(Dataset records)
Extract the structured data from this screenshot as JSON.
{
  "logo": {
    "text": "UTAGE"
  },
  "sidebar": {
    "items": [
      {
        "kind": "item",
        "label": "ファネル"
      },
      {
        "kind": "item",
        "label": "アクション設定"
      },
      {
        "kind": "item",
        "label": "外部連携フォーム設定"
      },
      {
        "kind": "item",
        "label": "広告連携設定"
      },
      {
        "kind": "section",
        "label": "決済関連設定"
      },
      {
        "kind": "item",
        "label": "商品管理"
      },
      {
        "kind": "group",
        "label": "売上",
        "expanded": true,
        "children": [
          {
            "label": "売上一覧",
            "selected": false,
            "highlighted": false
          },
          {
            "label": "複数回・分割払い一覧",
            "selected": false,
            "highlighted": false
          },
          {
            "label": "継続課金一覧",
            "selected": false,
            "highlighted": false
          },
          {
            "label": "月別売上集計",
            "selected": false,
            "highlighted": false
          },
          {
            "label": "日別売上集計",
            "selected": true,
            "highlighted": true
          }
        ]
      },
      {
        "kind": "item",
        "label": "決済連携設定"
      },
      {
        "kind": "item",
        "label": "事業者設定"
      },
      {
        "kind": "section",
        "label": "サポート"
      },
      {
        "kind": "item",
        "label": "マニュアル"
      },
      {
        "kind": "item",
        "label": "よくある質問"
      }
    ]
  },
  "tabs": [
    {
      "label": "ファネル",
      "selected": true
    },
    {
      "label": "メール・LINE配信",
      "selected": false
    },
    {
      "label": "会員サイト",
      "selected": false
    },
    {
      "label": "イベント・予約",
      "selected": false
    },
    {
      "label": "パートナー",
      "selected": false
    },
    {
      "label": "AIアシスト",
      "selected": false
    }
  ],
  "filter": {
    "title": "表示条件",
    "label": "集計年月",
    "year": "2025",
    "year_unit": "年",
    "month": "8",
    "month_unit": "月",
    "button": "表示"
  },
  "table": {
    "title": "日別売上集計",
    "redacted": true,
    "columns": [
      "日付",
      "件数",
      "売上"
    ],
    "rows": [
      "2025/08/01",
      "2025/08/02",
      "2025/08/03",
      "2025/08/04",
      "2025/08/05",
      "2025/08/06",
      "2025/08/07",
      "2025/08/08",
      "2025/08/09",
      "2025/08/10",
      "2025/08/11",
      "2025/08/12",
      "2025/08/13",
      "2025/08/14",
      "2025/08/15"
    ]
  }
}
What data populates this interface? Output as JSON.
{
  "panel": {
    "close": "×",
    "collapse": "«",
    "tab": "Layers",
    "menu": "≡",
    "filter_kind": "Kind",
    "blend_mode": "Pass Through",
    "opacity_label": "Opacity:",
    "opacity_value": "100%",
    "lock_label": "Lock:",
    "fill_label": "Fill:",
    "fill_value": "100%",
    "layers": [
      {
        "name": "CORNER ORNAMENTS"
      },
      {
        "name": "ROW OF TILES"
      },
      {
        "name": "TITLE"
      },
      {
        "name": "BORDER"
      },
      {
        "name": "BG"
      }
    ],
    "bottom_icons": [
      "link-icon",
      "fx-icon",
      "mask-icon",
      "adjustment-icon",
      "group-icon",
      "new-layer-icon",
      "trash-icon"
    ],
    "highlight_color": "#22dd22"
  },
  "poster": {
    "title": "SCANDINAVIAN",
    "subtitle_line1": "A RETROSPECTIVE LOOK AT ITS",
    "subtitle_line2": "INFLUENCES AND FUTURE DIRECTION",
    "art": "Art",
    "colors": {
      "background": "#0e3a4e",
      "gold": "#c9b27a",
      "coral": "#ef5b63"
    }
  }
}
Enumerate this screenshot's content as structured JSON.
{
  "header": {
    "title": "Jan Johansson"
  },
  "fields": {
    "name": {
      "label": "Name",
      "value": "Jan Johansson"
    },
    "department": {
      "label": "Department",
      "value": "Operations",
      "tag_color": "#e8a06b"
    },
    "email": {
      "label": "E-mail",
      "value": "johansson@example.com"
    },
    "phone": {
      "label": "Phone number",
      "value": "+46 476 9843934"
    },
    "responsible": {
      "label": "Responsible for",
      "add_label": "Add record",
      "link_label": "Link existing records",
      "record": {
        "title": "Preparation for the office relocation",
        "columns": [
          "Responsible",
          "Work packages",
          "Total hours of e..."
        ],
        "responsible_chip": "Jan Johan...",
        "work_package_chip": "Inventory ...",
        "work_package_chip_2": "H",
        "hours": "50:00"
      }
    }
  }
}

- [What you need to do]: Each record should come back exactly as written.

- [Written solution]:
Extract the structured data from this screenshot as JSON.
{
  "logo": {
    "text": "UTAGE"
  },
  "sidebar": {
    "items": [
      {
        "kind": "item",
        "label": "ファネル"
      },
      {
        "kind": "item",
        "label": "アクション設定"
      },
      {
        "kind": "item",
        "label": "外部連携フォーム設定"
      },
      {
        "kind": "item",
        "label": "広告連携設定"
      },
      {
        "kind": "section",
        "label": "決済関連設定"
      },
      {
        "kind": "item",
        "label": "商品管理"
      },
      {
        "kind": "group",
        "label": "売上",
        "expanded": true,
        "children": [
          {
            "label": "売上一覧",
            "selected": false,
            "highlighted": false
          },
          {
            "label": "複数回・分割払い一覧",
            "selected": false,
            "highlighted": false
          },
          {
            "label": "継続課金一覧",
            "selected": false,
            "highlighted": false
          },
          {
            "label": "月別売上集計",
            "selected": false,
            "highlighted": false
          },
          {
            "label": "日別売上集計",
            "selected": true,
            "highlighted": true
          }
        ]
      },
      {
        "kind": "item",
        "label": "決済連携設定"
      },
      {
        "kind": "item",
        "label": "事業者設定"
      },
      {
        "kind": "section",
        "label": "サポート"
      },
      {
        "kind": "item",
        "label": "マニュアル"
      },
      {
        "kind": "item",
        "label": "よくある質問"
      }
    ]
  },
  "tabs": [
    {
      "label": "ファネル",
      "selected": true
    },
    {
      "label": "メール・LINE配信",
      "selected": false
    },
    {
      "label": "会員サイト",
      "selected": false
    },
    {
      "label": "イベント・予約",
      "selected": false
    },
    {
      "label": "パートナー",
      "selected": false
    },
    {
      "label": "AIアシスト",
      "selected": false
    }
  ],
  "filter": {
    "title": "表示条件",
    "label": "集計年月",
    "year": "2025",
    "year_unit": "年",
    "month": "8",
    "month_unit": "月",
    "button": "表示"
  },
  "table": {
    "title": "日別売上集計",
    "redacted": true,
    "columns": [
      "日付",
      "件数",
      "売上"
    ],
    "rows": [
      "2025/08/01",
      "2025/08/02",
      "2025/08/03",
      "2025/08/04",
      "2025/08/05",
      "2025/08/06",
      "2025/08/07",
      "2025/08/08",
      "2025/08/09",
      "2025/08/10",
      "2025/08/11",
      "2025/08/12",
      "2025/08/13",
      "2025/08/14",
      "2025/08/15"
    ]
  }
}
What data populates this interface? Output as JSON.
{
  "panel": {
    "close": "×",
    "collapse": "«",
    "tab": "Layers",
    "menu": "≡",
    "filter_kind": "Kind",
    "blend_mode": "Pass Through",
    "opacity_label": "Opacity:",
    "opacity_value": "100%",
    "lock_label": "Lock:",
    "fill_label": "Fill:",
    "fill_value": "100%",
    "layers": [
      {
        "name": "CORNER ORNAMENTS"
      },
      {
        "name": "ROW OF TILES"
      },
      {
        "name": "TITLE"
      },
      {
        "name": "BORDER"
      },
      {
        "name": "BG"
      }
    ],
    "bottom_icons": [
      "link-icon",
      "fx-icon",
      "mask-icon",
      "adjustment-icon",
      "group-icon",
      "new-layer-icon",
      "trash-icon"
    ],
    "highlight_color": "#22dd22"
  },
  "poster": {
    "title": "SCANDINAVIAN",
    "subtitle_line1": "A RETROSPECTIVE LOOK AT ITS",
    "subtitle_line2": "INFLUENCES AND FUTURE DIRECTION",
    "art": "Art",
    "colors": {
      "background": "#0e3a4e",
      "gold": "#c9b27a",
      "coral": "#ef5b63"
    }
  }
}
Enumerate this screenshot's content as structured JSON.
{
  "header": {
    "title": "Jan Johansson"
  },
  "fields": {
    "name": {
      "label": "Name",
      "value": "Jan Johansson"
    },
    "department": {
      "label": "Department",
      "value": "Operations",
      "tag_color": "#e8a06b"
    },
    "email": {
      "label": "E-mail",
      "value": "johansson@example.com"
    },
    "phone": {
      "label": "Phone number",
      "value": "+46 476 9843934"
    },
    "responsible": {
      "label": "Responsible for",
      "add_label": "Add record",
      "link_label": "Link existing records",
      "record": {
        "title": "Preparation for the office relocation",
        "columns": [
          "Responsible",
          "Work packages",
          "Total hours of e..."
        ],
        "responsible_chip": "Jan Johan...",
        "work_package_chip": "Inventory ...",
        "work_package_chip_2": "H",
        "hours": "50:00"
      }
    }
  }
}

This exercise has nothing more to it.